Problem description
Repeat the records below exactly, leaving out every picture.

Data listing
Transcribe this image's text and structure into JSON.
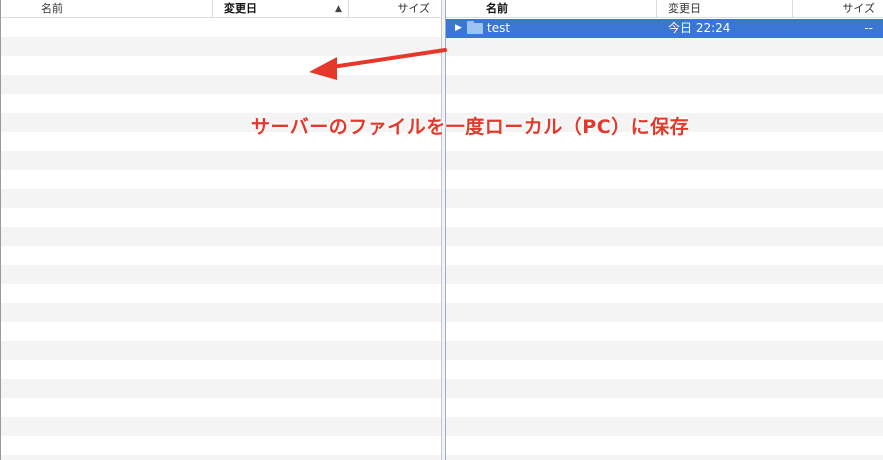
{
  "local_pane": {
    "columns": {
      "name": "名前",
      "modified": "変更日",
      "size": "サイズ"
    }
  },
  "remote_pane": {
    "columns": {
      "name": "名前",
      "modified": "変更日",
      "size": "サイズ"
    },
    "files": [
      {
        "name": "test",
        "modified": "今日 22:24",
        "size": "--",
        "icon": "folder-icon",
        "selected": true
      }
    ]
  },
  "annotation": {
    "text": "サーバーのファイルを一度ローカル（PC）に保存",
    "color": "#e5382a"
  },
  "colors": {
    "selection": "#3a76d4",
    "folder": "#9dc3f0",
    "stripe": "#f4f4f4"
  }
}
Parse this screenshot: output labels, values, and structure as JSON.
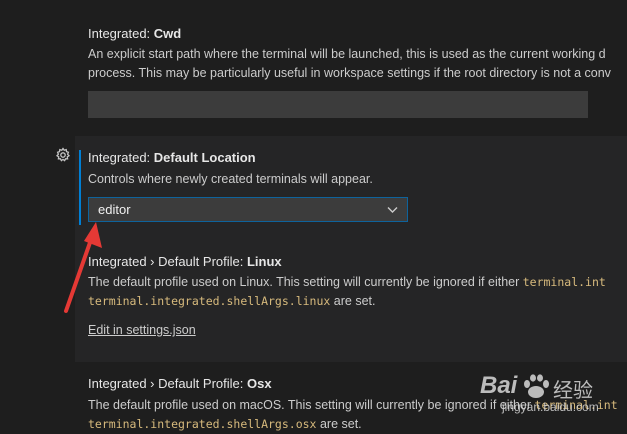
{
  "cwd": {
    "title_prefix": "Integrated: ",
    "title_name": "Cwd",
    "desc_line1": "An explicit start path where the terminal will be launched, this is used as the current working d",
    "desc_line2": "process. This may be particularly useful in workspace settings if the root directory is not a conv",
    "value": ""
  },
  "default_location": {
    "title_prefix": "Integrated: ",
    "title_name": "Default Location",
    "description": "Controls where newly created terminals will appear.",
    "selected": "editor"
  },
  "profile_linux": {
    "title_prefix": "Integrated › Default Profile: ",
    "title_name": "Linux",
    "desc_text": "The default profile used on Linux. This setting will currently be ignored if either ",
    "code1": "terminal.int",
    "code2": "terminal.integrated.shellArgs.linux",
    "desc_suffix": " are set.",
    "edit_link": "Edit in settings.json"
  },
  "profile_osx": {
    "title_prefix": "Integrated › Default Profile: ",
    "title_name": "Osx",
    "desc_text": "The default profile used on macOS. This setting will currently be ignored if either ",
    "code1": "terminal.int",
    "code2": "terminal.integrated.shellArgs.osx",
    "desc_suffix": " are set."
  },
  "watermark": {
    "brand": "Bai",
    "brand2": "经验",
    "url": "jingyan.baidu.com"
  },
  "colors": {
    "background": "#1e1e1e",
    "panel": "#252526",
    "focus": "#007fd4",
    "code": "#d7ba7d",
    "arrow": "#e53935"
  },
  "icons": {
    "gear": "gear-icon",
    "chevron": "chevron-down-icon",
    "arrow": "red-arrow-annotation"
  }
}
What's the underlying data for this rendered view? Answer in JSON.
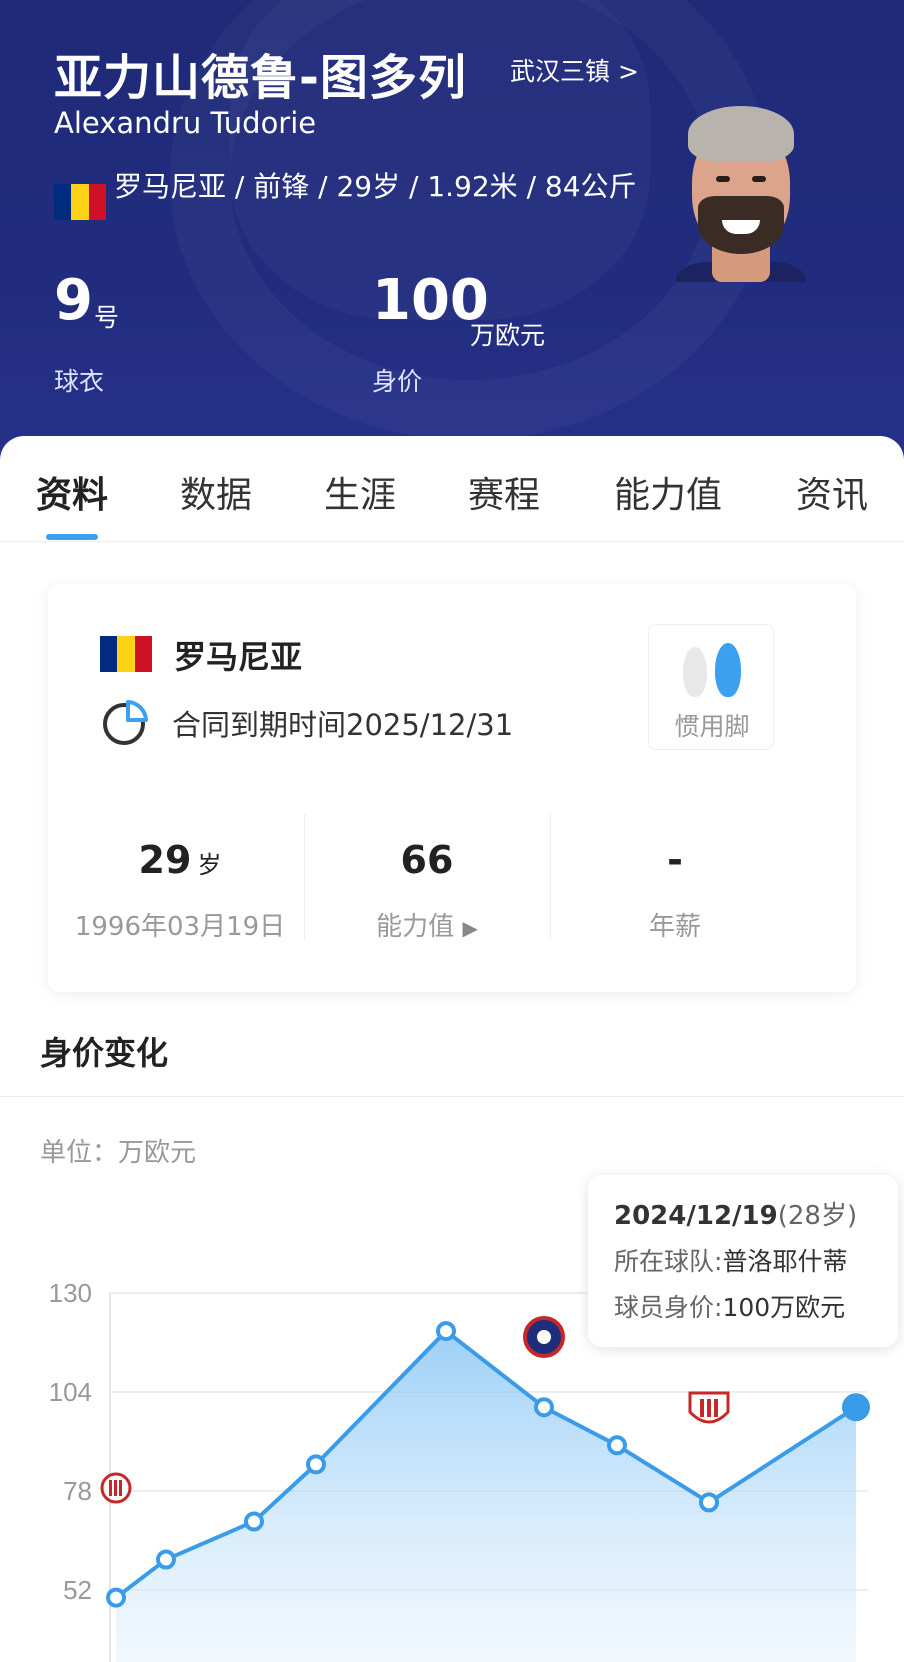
{
  "header": {
    "name_cn": "亚力山德鲁-图多列",
    "team_link": "武汉三镇 >",
    "name_en": "Alexandru Tudorie",
    "bio": "罗马尼亚 / 前锋 / 29岁 / 1.92米 / 84公斤",
    "jersey_number": "9",
    "jersey_unit": "号",
    "jersey_label": "球衣",
    "market_value": "100",
    "market_value_unit": "万欧元",
    "market_value_label": "身价"
  },
  "tabs": [
    "资料",
    "数据",
    "生涯",
    "赛程",
    "能力值",
    "资讯"
  ],
  "info_card": {
    "country": "罗马尼亚",
    "contract": "合同到期时间2025/12/31",
    "preferred_foot_label": "惯用脚",
    "age_value": "29",
    "age_unit": "岁",
    "birthdate": "1996年03月19日",
    "rating_value": "66",
    "rating_label": "能力值",
    "salary_value": "-",
    "salary_label": "年薪"
  },
  "value_section": {
    "title": "身价变化",
    "unit_label": "单位：万欧元"
  },
  "tooltip": {
    "date": "2024/12/19",
    "age": "(28岁)",
    "team_label": "所在球队:",
    "team": "普洛耶什蒂",
    "value_label": "球员身价:",
    "value": "100万欧元"
  },
  "colors": {
    "header_bg": "#212c7e",
    "accent": "#3aa0ef",
    "line": "#3a9be8"
  },
  "chart_data": {
    "type": "area",
    "ylim": [
      0,
      130
    ],
    "yticks": [
      26,
      52,
      78,
      104,
      130
    ],
    "values": [
      50,
      60,
      70,
      85,
      120,
      100,
      90,
      75,
      100
    ],
    "xlabel": "",
    "ylabel": ""
  }
}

Output
Transcribe this image's text and structure into JSON.
{
  "local_pane": {
    "columns": {
      "name": "名前",
      "modified": "変更日",
      "size": "サイズ"
    }
  },
  "remote_pane": {
    "columns": {
      "name": "名前",
      "modified": "変更日",
      "size": "サイズ"
    },
    "files": [
      {
        "name": "test",
        "modified": "今日 22:24",
        "size": "--",
        "icon": "folder-icon",
        "selected": true
      }
    ]
  },
  "annotation": {
    "text": "サーバーのファイルを一度ローカル（PC）に保存",
    "color": "#e5382a"
  },
  "colors": {
    "selection": "#3a76d4",
    "folder": "#9dc3f0",
    "stripe": "#f4f4f4"
  }
}
Parse this screenshot: output labels, values, and structure as JSON.
{
  "cwd": {
    "title_prefix": "Integrated: ",
    "title_name": "Cwd",
    "desc_line1": "An explicit start path where the terminal will be launched, this is used as the current working d",
    "desc_line2": "process. This may be particularly useful in workspace settings if the root directory is not a conv",
    "value": ""
  },
  "default_location": {
    "title_prefix": "Integrated: ",
    "title_name": "Default Location",
    "description": "Controls where newly created terminals will appear.",
    "selected": "editor"
  },
  "profile_linux": {
    "title_prefix": "Integrated › Default Profile: ",
    "title_name": "Linux",
    "desc_text": "The default profile used on Linux. This setting will currently be ignored if either ",
    "code1": "terminal.int",
    "code2": "terminal.integrated.shellArgs.linux",
    "desc_suffix": " are set.",
    "edit_link": "Edit in settings.json"
  },
  "profile_osx": {
    "title_prefix": "Integrated › Default Profile: ",
    "title_name": "Osx",
    "desc_text": "The default profile used on macOS. This setting will currently be ignored if either ",
    "code1": "terminal.int",
    "code2": "terminal.integrated.shellArgs.osx",
    "desc_suffix": " are set."
  },
  "watermark": {
    "brand": "Bai",
    "brand2": "经验",
    "url": "jingyan.baidu.com"
  },
  "colors": {
    "background": "#1e1e1e",
    "panel": "#252526",
    "focus": "#007fd4",
    "code": "#d7ba7d",
    "arrow": "#e53935"
  },
  "icons": {
    "gear": "gear-icon",
    "chevron": "chevron-down-icon",
    "arrow": "red-arrow-annotation"
  }
}
What's the underlying data for this rendered view? Answer in JSON.
{
  "header": {
    "name_cn": "亚力山德鲁-图多列",
    "team_link": "武汉三镇 >",
    "name_en": "Alexandru Tudorie",
    "bio": "罗马尼亚 / 前锋 / 29岁 / 1.92米 / 84公斤",
    "jersey_number": "9",
    "jersey_unit": "号",
    "jersey_label": "球衣",
    "market_value": "100",
    "market_value_unit": "万欧元",
    "market_value_label": "身价"
  },
  "tabs": [
    "资料",
    "数据",
    "生涯",
    "赛程",
    "能力值",
    "资讯"
  ],
  "info_card": {
    "country": "罗马尼亚",
    "contract": "合同到期时间2025/12/31",
    "preferred_foot_label": "惯用脚",
    "age_value": "29",
    "age_unit": "岁",
    "birthdate": "1996年03月19日",
    "rating_value": "66",
    "rating_label": "能力值",
    "salary_value": "-",
    "salary_label": "年薪"
  },
  "value_section": {
    "title": "身价变化",
    "unit_label": "单位：万欧元"
  },
  "tooltip": {
    "date": "2024/12/19",
    "age": "(28岁)",
    "team_label": "所在球队:",
    "team": "普洛耶什蒂",
    "value_label": "球员身价:",
    "value": "100万欧元"
  },
  "colors": {
    "header_bg": "#212c7e",
    "accent": "#3aa0ef",
    "line": "#3a9be8"
  },
  "chart_data": {
    "type": "area",
    "ylim": [
      0,
      130
    ],
    "yticks": [
      26,
      52,
      78,
      104,
      130
    ],
    "values": [
      50,
      60,
      70,
      85,
      120,
      100,
      90,
      75,
      100
    ],
    "xlabel": "",
    "ylabel": ""
  }
}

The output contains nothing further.